#### Goal of the exercise:
Everything from the line holding "Serialize everything readable" to the end of the listing below should be copied exactly, line for line, minus the pictures.

Stored data:
--------------------------------

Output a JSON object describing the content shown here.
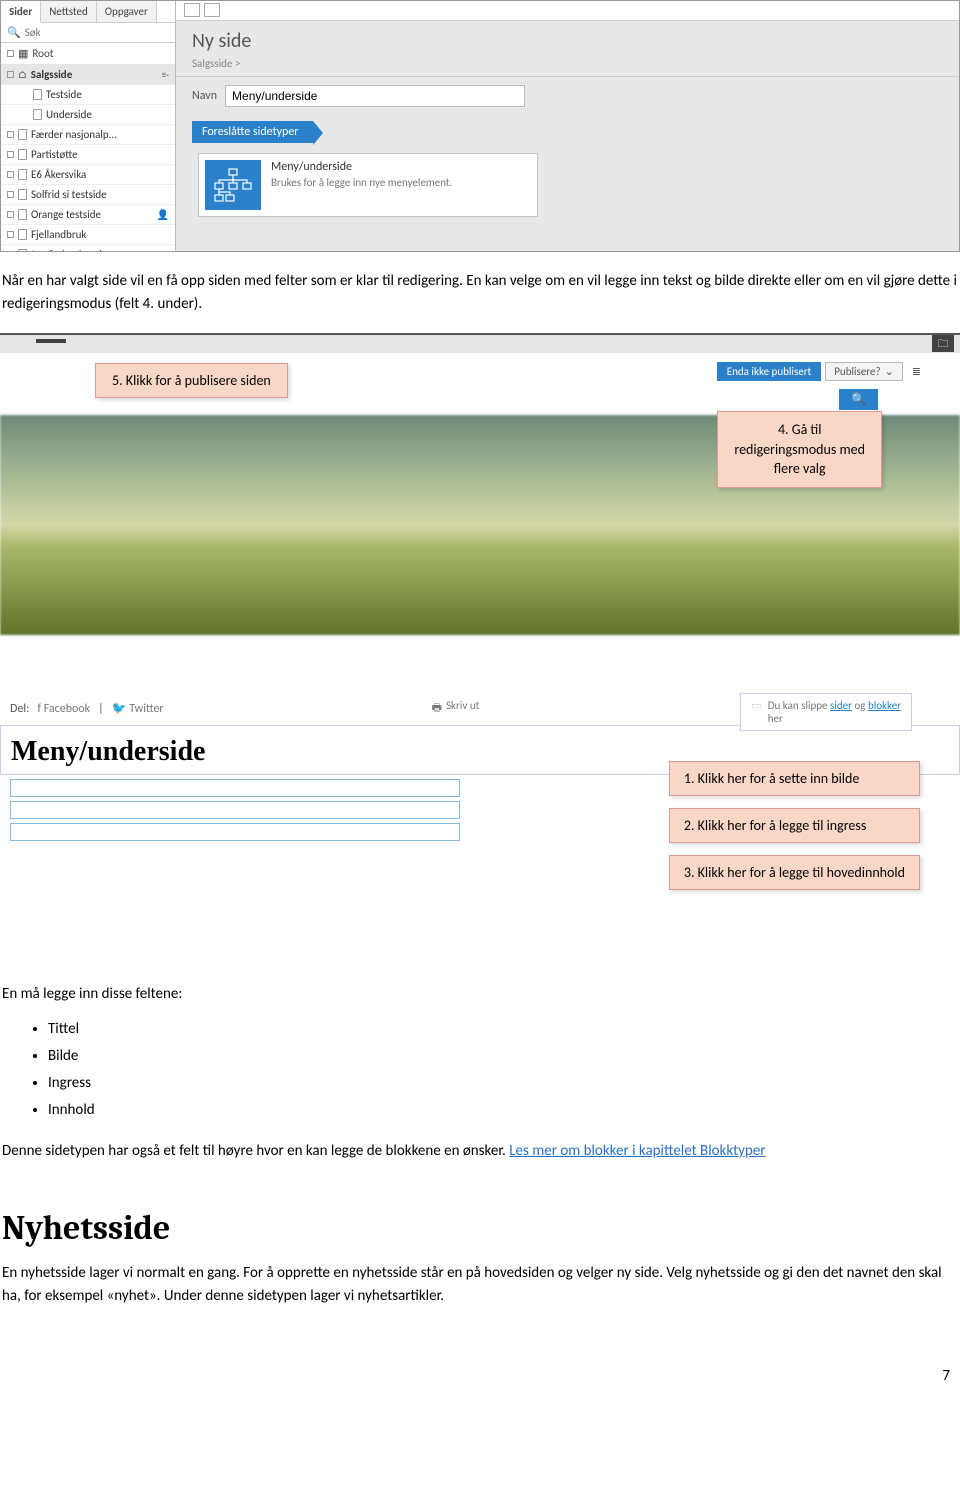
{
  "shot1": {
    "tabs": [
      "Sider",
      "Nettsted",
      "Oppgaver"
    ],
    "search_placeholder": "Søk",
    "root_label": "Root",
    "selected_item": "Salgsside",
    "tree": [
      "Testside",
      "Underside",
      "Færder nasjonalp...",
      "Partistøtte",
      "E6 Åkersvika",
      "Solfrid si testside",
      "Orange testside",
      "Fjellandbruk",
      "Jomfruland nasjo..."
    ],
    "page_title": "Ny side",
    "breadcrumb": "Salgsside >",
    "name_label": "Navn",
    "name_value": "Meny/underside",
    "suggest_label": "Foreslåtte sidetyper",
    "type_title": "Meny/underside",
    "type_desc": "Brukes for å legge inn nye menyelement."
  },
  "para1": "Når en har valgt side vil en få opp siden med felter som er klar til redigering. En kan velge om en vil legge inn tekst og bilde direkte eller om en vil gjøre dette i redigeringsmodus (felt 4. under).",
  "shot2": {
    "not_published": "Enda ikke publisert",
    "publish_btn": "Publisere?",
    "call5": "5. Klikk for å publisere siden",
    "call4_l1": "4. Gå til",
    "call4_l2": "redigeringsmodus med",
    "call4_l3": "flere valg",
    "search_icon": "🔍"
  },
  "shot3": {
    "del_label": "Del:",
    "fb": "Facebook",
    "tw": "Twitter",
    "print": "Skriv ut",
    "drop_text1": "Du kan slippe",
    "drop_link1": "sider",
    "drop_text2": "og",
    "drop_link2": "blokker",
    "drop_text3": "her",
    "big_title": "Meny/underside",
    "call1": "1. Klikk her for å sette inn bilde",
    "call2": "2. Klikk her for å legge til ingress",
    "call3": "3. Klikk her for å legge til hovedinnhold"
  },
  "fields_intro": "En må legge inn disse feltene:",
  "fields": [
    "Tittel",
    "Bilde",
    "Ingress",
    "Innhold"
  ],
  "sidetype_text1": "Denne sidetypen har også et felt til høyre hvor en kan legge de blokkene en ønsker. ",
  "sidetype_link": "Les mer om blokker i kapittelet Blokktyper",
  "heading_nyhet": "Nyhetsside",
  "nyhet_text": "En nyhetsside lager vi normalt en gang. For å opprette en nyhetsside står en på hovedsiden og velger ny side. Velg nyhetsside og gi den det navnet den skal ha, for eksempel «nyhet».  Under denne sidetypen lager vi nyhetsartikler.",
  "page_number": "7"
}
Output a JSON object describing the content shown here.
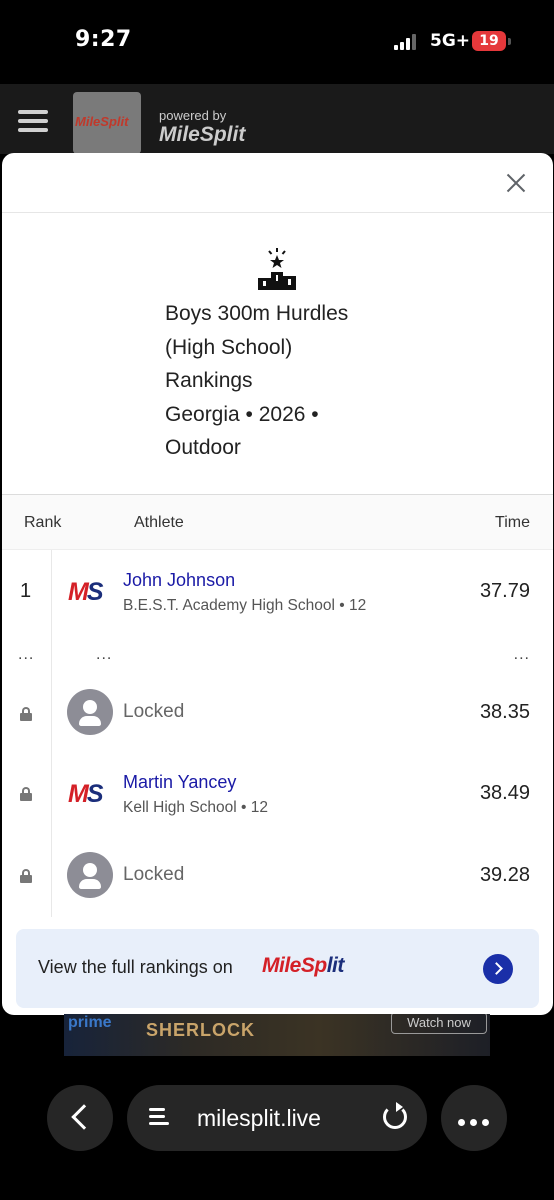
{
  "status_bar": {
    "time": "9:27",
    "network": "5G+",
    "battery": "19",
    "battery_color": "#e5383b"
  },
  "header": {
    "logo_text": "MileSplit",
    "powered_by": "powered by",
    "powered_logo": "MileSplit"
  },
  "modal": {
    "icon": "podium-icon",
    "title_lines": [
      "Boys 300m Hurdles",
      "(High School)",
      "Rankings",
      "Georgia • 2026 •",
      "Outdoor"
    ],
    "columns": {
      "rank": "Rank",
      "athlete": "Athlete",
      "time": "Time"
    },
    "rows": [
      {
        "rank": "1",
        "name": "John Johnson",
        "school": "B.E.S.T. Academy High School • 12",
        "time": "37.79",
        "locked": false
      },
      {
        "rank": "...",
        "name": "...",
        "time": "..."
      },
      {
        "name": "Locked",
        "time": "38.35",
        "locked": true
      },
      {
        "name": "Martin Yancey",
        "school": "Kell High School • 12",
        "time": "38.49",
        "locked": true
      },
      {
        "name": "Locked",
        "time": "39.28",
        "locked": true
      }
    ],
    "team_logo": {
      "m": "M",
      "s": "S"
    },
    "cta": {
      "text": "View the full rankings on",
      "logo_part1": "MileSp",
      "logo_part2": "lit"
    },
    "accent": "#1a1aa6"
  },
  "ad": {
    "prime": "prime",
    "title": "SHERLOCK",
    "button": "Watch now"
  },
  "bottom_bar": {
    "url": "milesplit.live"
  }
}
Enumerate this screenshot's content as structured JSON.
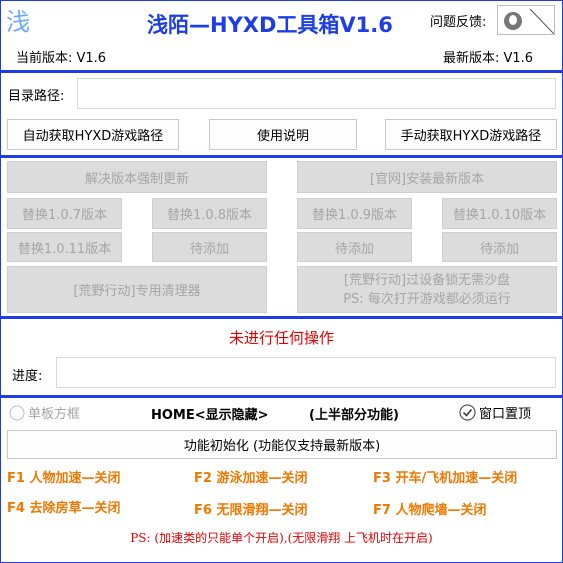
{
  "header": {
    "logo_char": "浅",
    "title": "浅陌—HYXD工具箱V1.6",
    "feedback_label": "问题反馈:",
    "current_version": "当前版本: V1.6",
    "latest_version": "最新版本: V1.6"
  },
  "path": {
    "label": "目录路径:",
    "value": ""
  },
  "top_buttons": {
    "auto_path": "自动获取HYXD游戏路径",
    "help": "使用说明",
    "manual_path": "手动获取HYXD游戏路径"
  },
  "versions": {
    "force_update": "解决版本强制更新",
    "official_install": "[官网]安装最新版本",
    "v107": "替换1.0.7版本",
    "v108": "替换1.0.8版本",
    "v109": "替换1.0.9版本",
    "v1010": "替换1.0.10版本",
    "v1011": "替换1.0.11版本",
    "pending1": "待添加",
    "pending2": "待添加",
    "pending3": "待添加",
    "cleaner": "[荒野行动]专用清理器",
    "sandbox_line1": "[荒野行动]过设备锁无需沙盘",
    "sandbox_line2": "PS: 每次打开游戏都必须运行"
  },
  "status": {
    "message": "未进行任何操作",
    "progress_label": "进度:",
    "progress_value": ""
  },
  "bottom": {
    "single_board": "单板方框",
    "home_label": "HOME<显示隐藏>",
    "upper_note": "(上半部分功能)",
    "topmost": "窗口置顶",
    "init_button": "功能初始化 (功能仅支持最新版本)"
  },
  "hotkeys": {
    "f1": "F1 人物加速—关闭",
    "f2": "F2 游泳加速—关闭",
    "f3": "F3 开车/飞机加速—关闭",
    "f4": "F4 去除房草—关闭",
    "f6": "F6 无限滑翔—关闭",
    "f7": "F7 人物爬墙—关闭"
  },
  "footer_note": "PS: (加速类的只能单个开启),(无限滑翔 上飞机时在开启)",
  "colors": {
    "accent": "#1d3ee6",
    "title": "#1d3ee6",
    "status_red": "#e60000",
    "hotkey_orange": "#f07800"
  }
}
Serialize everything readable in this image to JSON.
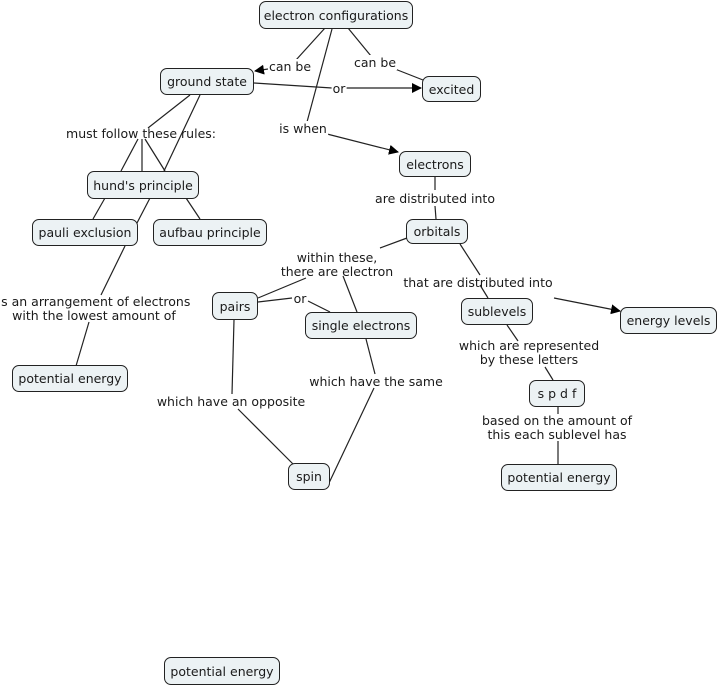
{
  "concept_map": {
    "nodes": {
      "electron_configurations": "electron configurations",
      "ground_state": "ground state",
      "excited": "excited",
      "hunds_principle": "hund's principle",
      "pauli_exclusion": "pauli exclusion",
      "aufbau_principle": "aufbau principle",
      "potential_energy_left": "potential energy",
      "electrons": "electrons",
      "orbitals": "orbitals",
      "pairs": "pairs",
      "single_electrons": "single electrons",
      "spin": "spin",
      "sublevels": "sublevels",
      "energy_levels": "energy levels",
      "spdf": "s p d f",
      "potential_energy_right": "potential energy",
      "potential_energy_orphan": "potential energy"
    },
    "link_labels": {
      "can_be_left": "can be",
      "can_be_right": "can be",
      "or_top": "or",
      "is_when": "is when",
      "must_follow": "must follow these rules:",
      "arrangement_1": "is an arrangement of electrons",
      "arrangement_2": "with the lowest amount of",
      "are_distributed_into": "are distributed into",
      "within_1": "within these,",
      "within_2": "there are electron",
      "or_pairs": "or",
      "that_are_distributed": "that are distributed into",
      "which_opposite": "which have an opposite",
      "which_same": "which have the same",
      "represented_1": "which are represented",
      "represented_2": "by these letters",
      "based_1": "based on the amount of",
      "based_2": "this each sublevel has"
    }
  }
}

--------------------------------

#### Answer to the problem:
Serialize everything readable in this image to JSON.
{
  "concept_map": {
    "nodes": {
      "electron_configurations": "electron configurations",
      "ground_state": "ground state",
      "excited": "excited",
      "hunds_principle": "hund's principle",
      "pauli_exclusion": "pauli exclusion",
      "aufbau_principle": "aufbau principle",
      "potential_energy_left": "potential energy",
      "electrons": "electrons",
      "orbitals": "orbitals",
      "pairs": "pairs",
      "single_electrons": "single electrons",
      "spin": "spin",
      "sublevels": "sublevels",
      "energy_levels": "energy levels",
      "spdf": "s p d f",
      "potential_energy_right": "potential energy",
      "potential_energy_orphan": "potential energy"
    },
    "link_labels": {
      "can_be_left": "can be",
      "can_be_right": "can be",
      "or_top": "or",
      "is_when": "is when",
      "must_follow": "must follow these rules:",
      "arrangement_1": "is an arrangement of electrons",
      "arrangement_2": "with the lowest amount of",
      "are_distributed_into": "are distributed into",
      "within_1": "within these,",
      "within_2": "there are electron",
      "or_pairs": "or",
      "that_are_distributed": "that are distributed into",
      "which_opposite": "which have an opposite",
      "which_same": "which have the same",
      "represented_1": "which are represented",
      "represented_2": "by these letters",
      "based_1": "based on the amount of",
      "based_2": "this each sublevel has"
    }
  }
}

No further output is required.